[What is being asked]: Look through the material below and count the lines with the string "this". Report only the count.

[Data]:
--- Begin ---

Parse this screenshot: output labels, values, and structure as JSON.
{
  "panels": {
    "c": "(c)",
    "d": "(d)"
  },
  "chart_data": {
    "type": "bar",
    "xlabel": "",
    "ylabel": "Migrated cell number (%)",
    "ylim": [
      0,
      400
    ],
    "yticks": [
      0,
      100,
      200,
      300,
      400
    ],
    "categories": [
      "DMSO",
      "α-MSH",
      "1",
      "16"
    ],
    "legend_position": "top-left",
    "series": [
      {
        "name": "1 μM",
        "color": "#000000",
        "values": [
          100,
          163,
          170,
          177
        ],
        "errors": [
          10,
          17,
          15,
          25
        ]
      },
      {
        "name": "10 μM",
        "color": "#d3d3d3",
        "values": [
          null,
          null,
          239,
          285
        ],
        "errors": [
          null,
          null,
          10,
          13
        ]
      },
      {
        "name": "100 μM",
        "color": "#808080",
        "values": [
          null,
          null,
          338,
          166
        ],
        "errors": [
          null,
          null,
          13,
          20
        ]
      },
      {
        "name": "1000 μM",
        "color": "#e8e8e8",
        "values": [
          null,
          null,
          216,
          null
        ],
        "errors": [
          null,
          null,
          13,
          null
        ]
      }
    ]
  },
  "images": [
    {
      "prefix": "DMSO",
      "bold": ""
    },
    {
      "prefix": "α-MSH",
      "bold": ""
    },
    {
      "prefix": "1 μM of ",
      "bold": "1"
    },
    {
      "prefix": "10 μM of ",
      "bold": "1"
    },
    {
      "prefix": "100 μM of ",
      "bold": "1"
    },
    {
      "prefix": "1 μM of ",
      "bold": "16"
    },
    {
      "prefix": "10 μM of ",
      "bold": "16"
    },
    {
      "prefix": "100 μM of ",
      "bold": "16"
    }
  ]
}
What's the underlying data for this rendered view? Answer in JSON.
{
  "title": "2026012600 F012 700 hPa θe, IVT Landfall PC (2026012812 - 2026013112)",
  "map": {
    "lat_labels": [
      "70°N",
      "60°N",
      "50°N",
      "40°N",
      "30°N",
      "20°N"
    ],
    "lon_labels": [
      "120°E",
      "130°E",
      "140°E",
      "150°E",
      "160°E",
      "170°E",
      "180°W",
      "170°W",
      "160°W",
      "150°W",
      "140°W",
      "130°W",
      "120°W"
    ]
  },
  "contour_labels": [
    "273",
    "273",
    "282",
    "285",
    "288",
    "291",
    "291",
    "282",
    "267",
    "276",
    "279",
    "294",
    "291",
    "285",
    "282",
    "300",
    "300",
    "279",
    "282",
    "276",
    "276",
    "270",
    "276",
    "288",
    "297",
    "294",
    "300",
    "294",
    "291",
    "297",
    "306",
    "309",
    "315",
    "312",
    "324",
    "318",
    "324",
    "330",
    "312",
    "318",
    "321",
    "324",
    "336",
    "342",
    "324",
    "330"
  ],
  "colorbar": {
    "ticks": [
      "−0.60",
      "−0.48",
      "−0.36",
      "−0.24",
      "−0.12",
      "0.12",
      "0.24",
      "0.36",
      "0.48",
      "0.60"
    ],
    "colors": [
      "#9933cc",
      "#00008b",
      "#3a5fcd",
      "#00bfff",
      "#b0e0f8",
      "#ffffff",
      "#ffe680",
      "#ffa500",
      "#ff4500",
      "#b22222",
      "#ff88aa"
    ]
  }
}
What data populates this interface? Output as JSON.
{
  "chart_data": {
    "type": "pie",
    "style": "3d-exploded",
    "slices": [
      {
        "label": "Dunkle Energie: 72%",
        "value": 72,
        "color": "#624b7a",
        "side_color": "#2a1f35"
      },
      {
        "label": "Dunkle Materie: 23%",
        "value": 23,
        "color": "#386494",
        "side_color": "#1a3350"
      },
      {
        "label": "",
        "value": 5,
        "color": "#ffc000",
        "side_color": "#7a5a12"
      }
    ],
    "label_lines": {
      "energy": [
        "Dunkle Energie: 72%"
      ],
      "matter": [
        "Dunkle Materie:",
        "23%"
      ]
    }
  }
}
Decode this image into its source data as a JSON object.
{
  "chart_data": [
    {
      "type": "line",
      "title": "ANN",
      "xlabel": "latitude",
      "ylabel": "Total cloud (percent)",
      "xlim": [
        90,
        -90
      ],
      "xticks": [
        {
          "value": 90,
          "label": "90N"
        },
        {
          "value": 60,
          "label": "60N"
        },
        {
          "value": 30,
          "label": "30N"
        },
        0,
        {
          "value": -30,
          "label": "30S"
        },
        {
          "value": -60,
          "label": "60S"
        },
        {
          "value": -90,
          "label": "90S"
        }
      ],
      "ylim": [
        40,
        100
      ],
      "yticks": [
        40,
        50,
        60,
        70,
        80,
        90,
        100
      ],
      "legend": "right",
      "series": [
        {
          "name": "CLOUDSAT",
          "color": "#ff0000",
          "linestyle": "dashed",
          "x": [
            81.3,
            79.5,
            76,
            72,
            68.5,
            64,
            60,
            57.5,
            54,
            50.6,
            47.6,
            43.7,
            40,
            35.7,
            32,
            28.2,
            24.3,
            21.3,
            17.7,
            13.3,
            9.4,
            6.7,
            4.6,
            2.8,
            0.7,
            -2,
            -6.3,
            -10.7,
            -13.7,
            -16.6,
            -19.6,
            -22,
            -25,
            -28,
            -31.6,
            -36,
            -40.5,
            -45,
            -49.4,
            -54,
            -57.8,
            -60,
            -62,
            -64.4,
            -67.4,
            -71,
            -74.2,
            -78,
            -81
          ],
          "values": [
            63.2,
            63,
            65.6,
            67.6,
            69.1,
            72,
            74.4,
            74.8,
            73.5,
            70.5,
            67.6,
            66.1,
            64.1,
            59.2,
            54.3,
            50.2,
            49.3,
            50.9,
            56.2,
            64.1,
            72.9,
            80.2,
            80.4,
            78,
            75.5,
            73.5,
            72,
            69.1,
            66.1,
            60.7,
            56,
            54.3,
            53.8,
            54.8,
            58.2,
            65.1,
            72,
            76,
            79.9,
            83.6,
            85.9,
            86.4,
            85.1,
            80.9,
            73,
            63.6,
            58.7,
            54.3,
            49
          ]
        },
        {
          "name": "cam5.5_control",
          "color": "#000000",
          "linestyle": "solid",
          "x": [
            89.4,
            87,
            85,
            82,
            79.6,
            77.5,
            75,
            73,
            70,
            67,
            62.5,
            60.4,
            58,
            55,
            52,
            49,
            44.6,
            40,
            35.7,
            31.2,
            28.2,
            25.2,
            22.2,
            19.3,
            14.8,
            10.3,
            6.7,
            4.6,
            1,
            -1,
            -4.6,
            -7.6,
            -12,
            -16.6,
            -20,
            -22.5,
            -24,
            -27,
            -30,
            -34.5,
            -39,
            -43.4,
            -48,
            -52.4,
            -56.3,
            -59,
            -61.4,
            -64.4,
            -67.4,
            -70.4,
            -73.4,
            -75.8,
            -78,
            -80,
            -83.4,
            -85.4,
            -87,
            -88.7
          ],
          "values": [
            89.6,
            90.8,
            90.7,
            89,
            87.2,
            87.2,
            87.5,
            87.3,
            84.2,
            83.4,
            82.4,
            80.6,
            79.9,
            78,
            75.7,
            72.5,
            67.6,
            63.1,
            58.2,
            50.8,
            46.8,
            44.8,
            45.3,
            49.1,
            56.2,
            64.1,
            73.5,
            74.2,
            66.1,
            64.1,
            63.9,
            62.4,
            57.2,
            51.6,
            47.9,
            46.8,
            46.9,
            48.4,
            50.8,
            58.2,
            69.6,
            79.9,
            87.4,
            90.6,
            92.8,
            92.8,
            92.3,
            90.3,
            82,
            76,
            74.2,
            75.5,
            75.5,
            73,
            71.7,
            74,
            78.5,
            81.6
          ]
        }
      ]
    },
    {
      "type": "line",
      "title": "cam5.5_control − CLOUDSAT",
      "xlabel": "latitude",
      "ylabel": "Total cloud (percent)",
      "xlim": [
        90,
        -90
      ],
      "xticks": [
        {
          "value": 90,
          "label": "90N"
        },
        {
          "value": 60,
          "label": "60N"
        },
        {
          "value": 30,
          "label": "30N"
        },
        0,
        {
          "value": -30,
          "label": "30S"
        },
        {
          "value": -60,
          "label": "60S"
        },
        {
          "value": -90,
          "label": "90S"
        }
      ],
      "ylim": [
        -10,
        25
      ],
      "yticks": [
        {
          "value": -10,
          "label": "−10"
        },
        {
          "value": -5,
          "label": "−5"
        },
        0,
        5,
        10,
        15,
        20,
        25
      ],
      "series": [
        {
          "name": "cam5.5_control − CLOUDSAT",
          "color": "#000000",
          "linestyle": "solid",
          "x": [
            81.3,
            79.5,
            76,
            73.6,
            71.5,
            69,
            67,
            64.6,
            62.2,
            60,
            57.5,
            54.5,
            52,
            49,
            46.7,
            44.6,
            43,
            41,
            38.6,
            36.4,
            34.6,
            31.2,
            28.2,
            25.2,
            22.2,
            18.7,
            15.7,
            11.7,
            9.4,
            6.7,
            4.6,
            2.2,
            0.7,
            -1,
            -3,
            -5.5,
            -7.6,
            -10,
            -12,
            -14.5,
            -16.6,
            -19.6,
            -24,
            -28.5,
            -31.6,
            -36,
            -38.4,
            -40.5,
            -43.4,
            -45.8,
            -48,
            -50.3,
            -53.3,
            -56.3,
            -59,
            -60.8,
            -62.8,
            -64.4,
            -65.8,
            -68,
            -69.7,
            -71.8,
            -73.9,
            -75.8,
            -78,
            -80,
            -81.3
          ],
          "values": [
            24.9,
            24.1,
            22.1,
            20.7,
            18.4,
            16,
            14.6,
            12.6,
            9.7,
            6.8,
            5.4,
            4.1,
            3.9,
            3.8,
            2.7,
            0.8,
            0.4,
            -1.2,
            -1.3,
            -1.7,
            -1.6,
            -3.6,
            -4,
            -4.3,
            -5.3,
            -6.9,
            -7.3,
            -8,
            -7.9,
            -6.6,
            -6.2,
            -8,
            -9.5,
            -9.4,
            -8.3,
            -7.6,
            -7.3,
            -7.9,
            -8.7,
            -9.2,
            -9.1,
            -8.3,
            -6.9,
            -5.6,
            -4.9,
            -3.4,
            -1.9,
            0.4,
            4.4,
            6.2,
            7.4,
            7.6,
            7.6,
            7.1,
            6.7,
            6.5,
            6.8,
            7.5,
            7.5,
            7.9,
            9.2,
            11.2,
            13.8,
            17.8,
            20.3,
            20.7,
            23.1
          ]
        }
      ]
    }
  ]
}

--- End ---

[Exercise output]: 4